• [MATERIAL TO PROCESS]:
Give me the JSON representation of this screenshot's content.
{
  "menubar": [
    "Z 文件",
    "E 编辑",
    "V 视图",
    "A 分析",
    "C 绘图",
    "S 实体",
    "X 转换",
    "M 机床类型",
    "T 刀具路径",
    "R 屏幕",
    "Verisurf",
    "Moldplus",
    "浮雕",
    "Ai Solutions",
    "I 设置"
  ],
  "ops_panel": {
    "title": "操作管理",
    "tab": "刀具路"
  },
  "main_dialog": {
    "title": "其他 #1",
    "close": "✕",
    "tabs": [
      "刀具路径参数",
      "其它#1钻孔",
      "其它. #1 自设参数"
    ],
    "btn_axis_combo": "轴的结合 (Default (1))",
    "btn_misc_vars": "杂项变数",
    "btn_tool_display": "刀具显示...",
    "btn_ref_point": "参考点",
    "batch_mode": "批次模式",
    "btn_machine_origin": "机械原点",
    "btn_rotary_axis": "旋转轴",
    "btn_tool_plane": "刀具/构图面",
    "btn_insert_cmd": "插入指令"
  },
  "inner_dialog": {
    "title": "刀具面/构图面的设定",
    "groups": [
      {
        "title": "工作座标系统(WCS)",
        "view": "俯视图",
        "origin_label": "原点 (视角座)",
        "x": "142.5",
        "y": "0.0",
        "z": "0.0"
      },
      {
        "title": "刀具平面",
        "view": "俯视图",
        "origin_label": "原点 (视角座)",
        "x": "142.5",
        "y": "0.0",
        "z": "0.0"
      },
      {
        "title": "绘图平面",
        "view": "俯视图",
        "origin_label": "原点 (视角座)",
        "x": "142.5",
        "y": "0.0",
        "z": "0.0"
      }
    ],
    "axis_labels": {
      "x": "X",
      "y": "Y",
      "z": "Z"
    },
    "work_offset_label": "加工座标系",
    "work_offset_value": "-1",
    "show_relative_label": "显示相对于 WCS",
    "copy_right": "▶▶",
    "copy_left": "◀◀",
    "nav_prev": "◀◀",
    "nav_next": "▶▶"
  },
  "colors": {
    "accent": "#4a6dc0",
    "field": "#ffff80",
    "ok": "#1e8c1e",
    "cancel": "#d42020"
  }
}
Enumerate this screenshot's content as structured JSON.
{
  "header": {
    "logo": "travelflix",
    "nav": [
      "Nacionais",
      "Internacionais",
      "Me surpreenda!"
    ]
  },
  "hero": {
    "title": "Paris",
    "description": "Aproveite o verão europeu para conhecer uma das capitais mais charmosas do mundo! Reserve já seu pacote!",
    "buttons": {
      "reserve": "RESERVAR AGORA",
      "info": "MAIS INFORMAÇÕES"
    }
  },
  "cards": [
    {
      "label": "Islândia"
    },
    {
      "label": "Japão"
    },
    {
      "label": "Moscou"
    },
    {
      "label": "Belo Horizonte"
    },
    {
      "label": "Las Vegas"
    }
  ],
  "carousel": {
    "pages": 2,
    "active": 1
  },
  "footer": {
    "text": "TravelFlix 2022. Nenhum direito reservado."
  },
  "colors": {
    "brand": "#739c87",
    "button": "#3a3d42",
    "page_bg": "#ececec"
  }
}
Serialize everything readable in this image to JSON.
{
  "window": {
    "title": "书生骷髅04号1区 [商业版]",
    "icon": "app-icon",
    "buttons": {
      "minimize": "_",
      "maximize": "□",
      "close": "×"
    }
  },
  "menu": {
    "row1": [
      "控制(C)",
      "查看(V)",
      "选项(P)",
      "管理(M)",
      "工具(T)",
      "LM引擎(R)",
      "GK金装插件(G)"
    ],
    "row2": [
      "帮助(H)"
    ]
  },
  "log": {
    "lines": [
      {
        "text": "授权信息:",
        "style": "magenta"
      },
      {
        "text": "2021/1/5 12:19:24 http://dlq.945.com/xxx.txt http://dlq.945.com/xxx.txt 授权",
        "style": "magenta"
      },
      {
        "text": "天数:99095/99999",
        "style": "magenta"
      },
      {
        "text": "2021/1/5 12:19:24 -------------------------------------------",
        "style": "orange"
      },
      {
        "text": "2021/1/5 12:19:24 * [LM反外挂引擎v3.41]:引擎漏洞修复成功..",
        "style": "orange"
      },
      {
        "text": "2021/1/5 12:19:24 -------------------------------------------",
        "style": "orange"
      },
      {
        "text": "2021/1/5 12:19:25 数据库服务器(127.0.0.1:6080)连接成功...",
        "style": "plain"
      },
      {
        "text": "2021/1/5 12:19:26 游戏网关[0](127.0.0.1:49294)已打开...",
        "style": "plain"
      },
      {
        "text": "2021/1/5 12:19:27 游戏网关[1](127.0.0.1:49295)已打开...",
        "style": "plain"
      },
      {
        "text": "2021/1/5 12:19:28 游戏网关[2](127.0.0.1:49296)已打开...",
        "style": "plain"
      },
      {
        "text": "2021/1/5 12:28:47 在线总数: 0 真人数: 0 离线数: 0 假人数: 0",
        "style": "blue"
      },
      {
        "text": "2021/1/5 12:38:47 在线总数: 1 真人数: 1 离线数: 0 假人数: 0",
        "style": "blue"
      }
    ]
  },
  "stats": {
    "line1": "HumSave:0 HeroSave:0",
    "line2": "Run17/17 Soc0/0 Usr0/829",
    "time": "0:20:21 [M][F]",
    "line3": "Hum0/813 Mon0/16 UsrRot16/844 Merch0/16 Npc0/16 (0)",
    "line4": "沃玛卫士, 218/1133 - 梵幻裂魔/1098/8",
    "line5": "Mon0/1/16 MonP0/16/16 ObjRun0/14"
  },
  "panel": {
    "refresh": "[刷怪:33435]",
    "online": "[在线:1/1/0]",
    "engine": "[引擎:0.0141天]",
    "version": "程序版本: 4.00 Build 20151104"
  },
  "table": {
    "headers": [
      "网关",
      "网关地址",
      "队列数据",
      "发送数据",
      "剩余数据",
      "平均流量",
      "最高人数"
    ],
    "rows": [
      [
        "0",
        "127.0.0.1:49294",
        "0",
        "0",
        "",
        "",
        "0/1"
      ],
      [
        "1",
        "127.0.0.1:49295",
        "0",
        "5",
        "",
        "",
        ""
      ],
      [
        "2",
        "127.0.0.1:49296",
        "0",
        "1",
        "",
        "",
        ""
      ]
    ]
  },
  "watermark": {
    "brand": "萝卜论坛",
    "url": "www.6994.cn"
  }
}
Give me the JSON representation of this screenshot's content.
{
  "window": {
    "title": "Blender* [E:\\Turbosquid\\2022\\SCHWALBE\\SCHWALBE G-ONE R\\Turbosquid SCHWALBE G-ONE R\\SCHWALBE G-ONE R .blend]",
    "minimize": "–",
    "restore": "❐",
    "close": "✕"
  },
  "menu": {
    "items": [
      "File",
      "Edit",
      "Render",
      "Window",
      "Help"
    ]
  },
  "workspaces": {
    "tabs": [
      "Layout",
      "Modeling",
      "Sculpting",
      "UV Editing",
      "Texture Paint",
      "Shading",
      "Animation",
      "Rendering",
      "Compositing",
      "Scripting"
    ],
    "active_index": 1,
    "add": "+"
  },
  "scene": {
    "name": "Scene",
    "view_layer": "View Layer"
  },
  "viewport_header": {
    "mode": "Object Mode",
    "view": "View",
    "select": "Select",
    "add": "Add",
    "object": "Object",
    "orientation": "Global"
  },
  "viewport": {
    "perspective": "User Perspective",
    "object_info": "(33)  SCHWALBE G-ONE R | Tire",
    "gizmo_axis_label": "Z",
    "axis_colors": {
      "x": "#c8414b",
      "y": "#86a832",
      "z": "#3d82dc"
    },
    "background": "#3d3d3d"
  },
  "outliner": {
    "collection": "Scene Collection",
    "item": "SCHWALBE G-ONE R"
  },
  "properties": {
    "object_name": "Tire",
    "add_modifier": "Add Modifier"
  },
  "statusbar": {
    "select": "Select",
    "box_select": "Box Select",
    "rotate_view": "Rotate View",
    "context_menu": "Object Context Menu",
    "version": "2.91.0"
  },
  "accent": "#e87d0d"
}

• [WHAT THE TASK ASKS]: Across the entries, how many lines contain "SCHWALBE"? Reply with the number only.

• [FINISHED ANSWER]: 3